* Begin Data listing *

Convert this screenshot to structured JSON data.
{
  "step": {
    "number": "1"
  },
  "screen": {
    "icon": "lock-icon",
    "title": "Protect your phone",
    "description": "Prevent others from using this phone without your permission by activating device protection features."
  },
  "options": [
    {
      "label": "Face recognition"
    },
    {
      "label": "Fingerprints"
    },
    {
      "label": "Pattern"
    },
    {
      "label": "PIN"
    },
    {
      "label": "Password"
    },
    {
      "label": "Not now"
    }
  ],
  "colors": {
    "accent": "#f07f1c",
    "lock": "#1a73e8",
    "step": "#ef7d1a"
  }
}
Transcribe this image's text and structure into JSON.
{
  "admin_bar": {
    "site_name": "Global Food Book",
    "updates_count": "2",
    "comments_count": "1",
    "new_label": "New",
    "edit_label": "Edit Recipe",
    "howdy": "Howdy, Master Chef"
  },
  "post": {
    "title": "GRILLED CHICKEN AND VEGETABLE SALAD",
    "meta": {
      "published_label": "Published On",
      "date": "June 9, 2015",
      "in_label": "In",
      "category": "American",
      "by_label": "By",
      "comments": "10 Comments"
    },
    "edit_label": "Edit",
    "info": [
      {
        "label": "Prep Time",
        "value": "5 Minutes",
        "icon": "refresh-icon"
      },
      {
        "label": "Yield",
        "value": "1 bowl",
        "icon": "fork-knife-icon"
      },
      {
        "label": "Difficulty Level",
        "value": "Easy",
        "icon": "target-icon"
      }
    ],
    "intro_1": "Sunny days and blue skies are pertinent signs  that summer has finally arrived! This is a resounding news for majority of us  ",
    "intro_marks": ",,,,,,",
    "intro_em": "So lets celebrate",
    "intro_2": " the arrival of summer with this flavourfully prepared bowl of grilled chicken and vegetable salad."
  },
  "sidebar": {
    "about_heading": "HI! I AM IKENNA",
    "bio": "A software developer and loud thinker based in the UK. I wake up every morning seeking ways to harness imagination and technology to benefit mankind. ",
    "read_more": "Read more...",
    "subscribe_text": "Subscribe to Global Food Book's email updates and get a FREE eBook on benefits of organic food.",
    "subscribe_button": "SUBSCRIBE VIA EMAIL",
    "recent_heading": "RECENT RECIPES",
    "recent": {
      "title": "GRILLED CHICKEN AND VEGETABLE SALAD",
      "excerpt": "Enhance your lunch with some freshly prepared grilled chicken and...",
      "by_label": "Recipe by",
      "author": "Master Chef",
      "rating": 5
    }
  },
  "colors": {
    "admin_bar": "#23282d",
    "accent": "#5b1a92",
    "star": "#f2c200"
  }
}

* End Data listing *

Stated goal: Say the number of lines in the records above that include the string "icon", and no more.

Full response: 4